Exercise brief
Write out the records that appear below, verbatim and complete, but without pictures.

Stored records
=-=-=
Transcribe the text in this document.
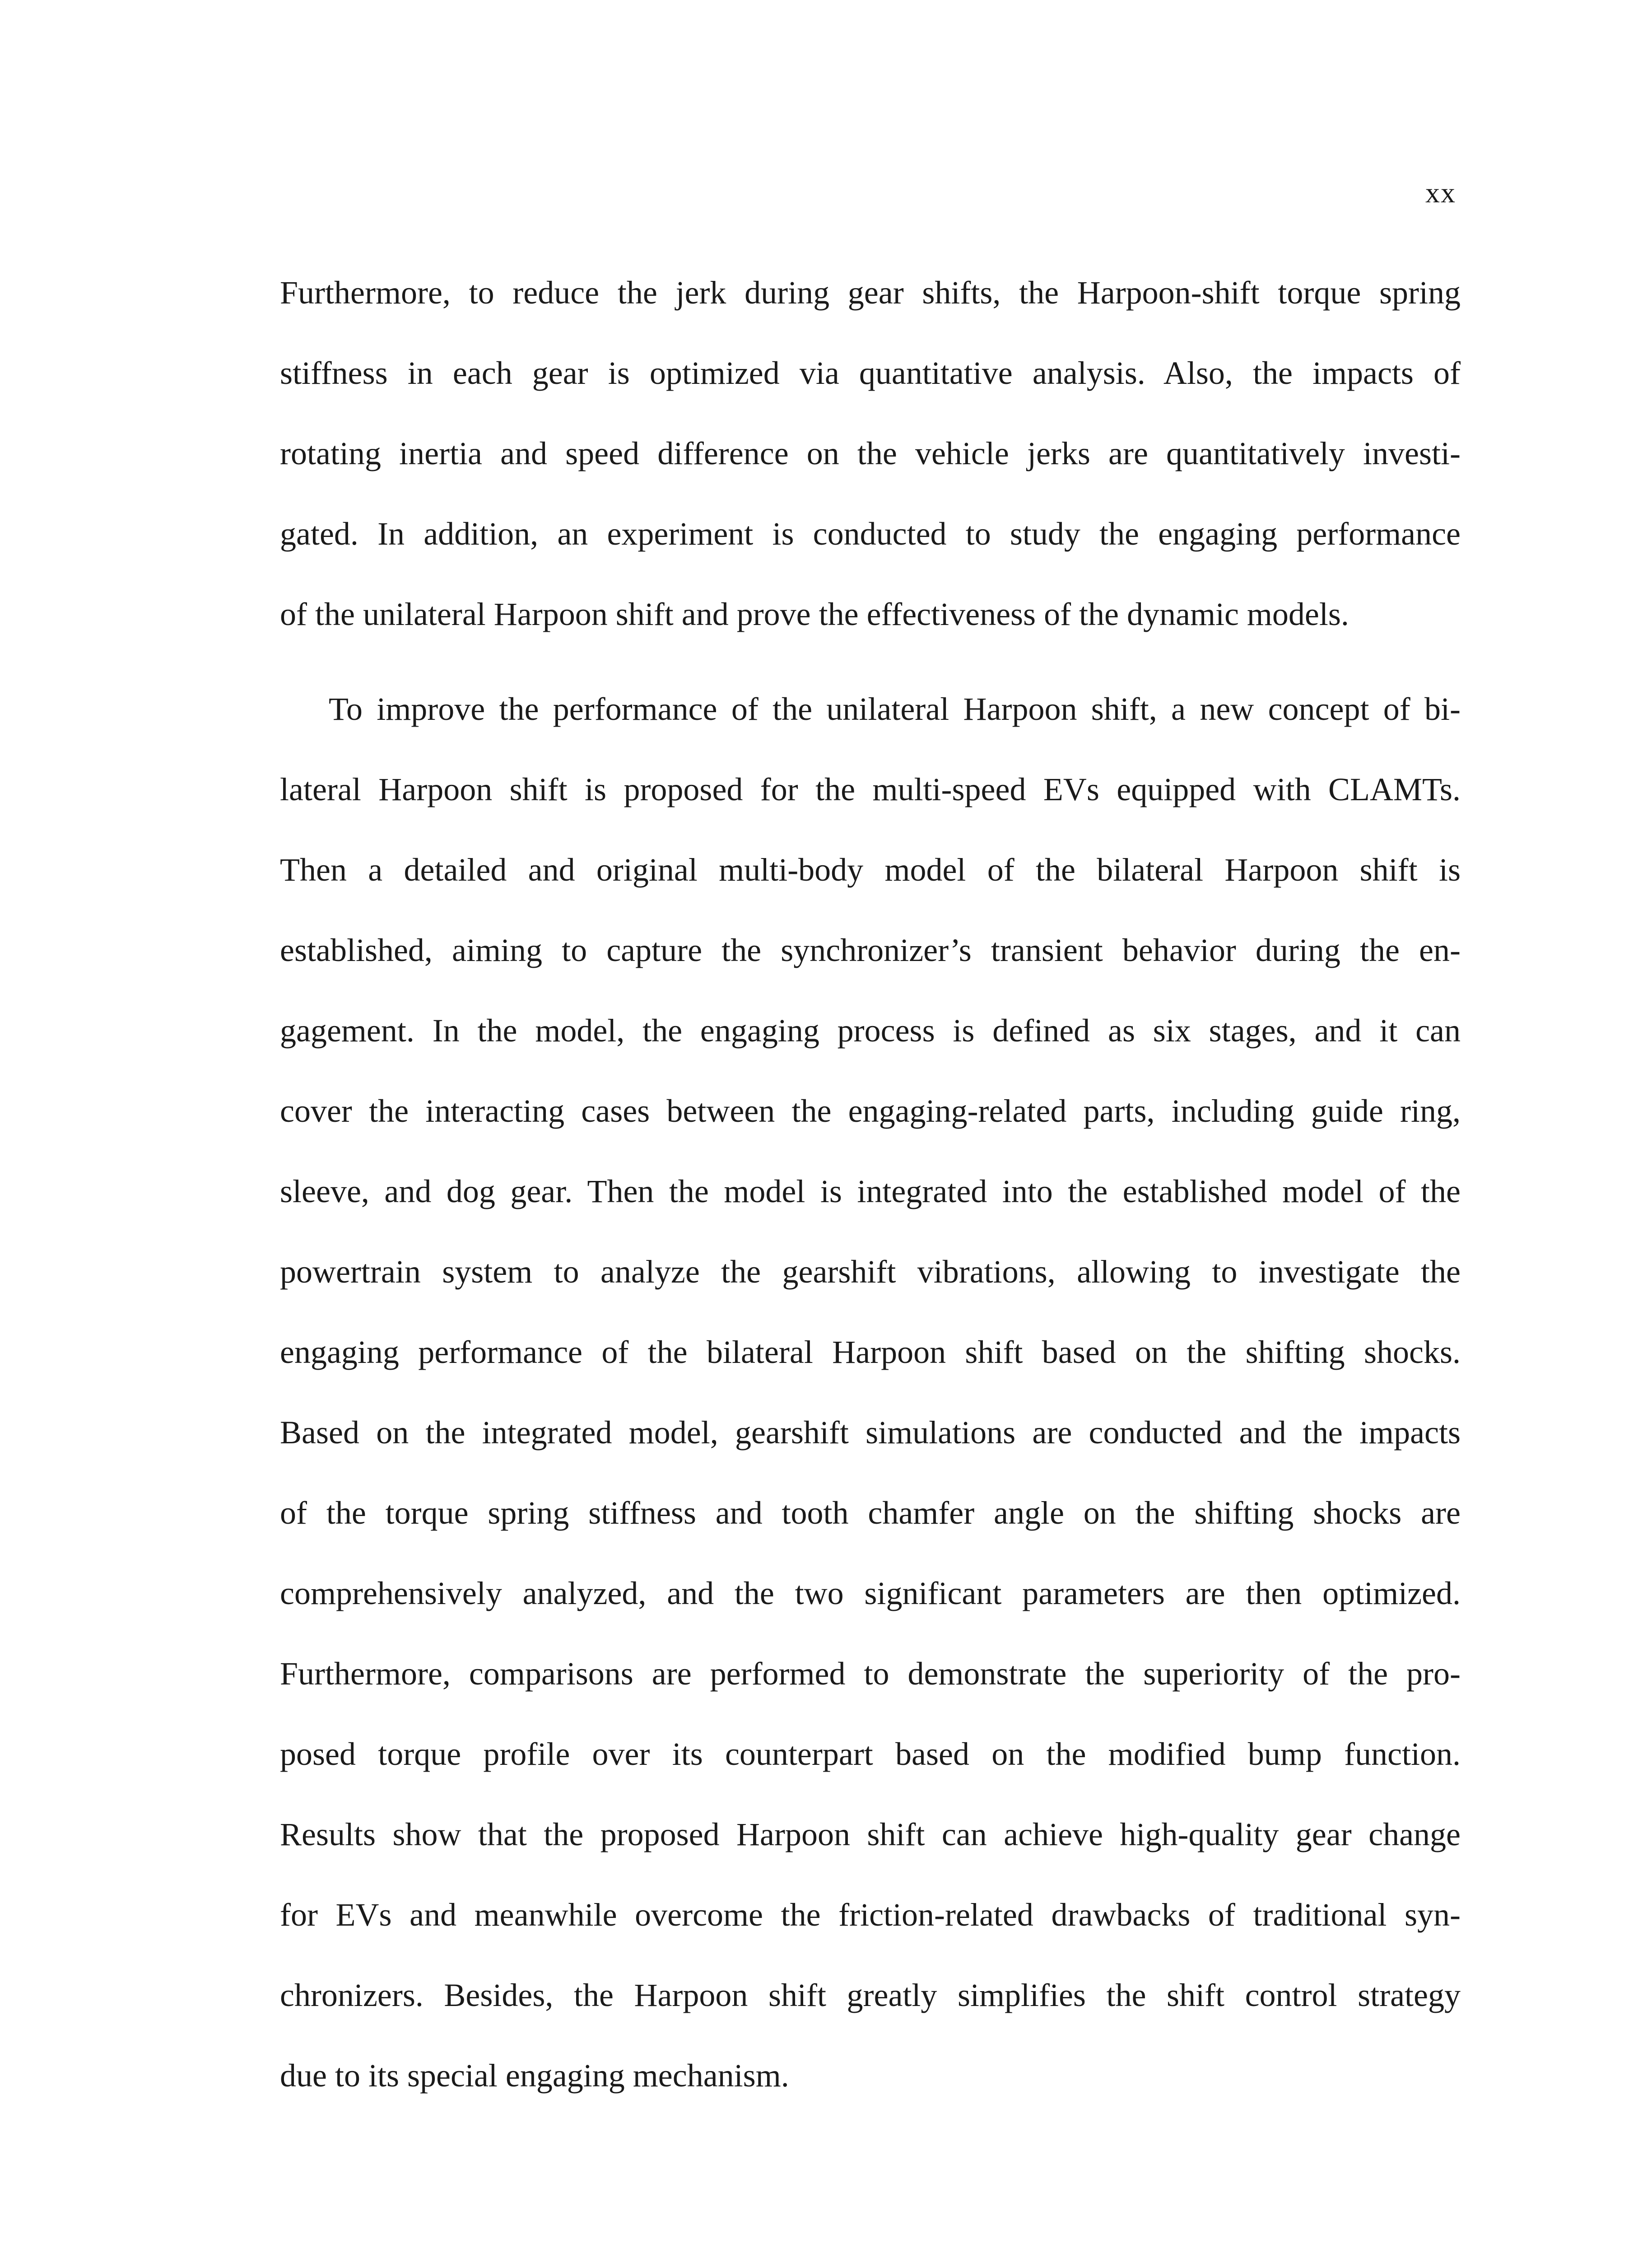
xx
Furthermore, to reduce the jerk during gear shifts, the Harpoon-shift torque spring
stiffness in each gear is optimized via quantitative analysis. Also, the impacts of
rotating inertia and speed difference on the vehicle jerks are quantitatively investi-
gated. In addition, an experiment is conducted to study the engaging performance
of the unilateral Harpoon shift and prove the effectiveness of the dynamic models.
To improve the performance of the unilateral Harpoon shift, a new concept of bi-
lateral Harpoon shift is proposed for the multi-speed EVs equipped with CLAMTs.
Then a detailed and original multi-body model of the bilateral Harpoon shift is
established, aiming to capture the synchronizer’s transient behavior during the en-
gagement. In the model, the engaging process is defined as six stages, and it can
cover the interacting cases between the engaging-related parts, including guide ring,
sleeve, and dog gear. Then the model is integrated into the established model of the
powertrain system to analyze the gearshift vibrations, allowing to investigate the
engaging performance of the bilateral Harpoon shift based on the shifting shocks.
Based on the integrated model, gearshift simulations are conducted and the impacts
of the torque spring stiffness and tooth chamfer angle on the shifting shocks are
comprehensively analyzed, and the two significant parameters are then optimized.
Furthermore, comparisons are performed to demonstrate the superiority of the pro-
posed torque profile over its counterpart based on the modified bump function.
Results show that the proposed Harpoon shift can achieve high-quality gear change
for EVs and meanwhile overcome the friction-related drawbacks of traditional syn-
chronizers. Besides, the Harpoon shift greatly simplifies the shift control strategy
due to its special engaging mechanism.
=-=-=
Completed exercise
Transcribe the text in this document.
xx
Furthermore, to reduce the jerk during gear shifts, the Harpoon-shift torque spring
stiffness in each gear is optimized via quantitative analysis. Also, the impacts of
rotating inertia and speed difference on the vehicle jerks are quantitatively investi-
gated. In addition, an experiment is conducted to study the engaging performance
of the unilateral Harpoon shift and prove the effectiveness of the dynamic models.
To improve the performance of the unilateral Harpoon shift, a new concept of bi-
lateral Harpoon shift is proposed for the multi-speed EVs equipped with CLAMTs.
Then a detailed and original multi-body model of the bilateral Harpoon shift is
established, aiming to capture the synchronizer’s transient behavior during the en-
gagement. In the model, the engaging process is defined as six stages, and it can
cover the interacting cases between the engaging-related parts, including guide ring,
sleeve, and dog gear. Then the model is integrated into the established model of the
powertrain system to analyze the gearshift vibrations, allowing to investigate the
engaging performance of the bilateral Harpoon shift based on the shifting shocks.
Based on the integrated model, gearshift simulations are conducted and the impacts
of the torque spring stiffness and tooth chamfer angle on the shifting shocks are
comprehensively analyzed, and the two significant parameters are then optimized.
Furthermore, comparisons are performed to demonstrate the superiority of the pro-
posed torque profile over its counterpart based on the modified bump function.
Results show that the proposed Harpoon shift can achieve high-quality gear change
for EVs and meanwhile overcome the friction-related drawbacks of traditional syn-
chronizers. Besides, the Harpoon shift greatly simplifies the shift control strategy
due to its special engaging mechanism.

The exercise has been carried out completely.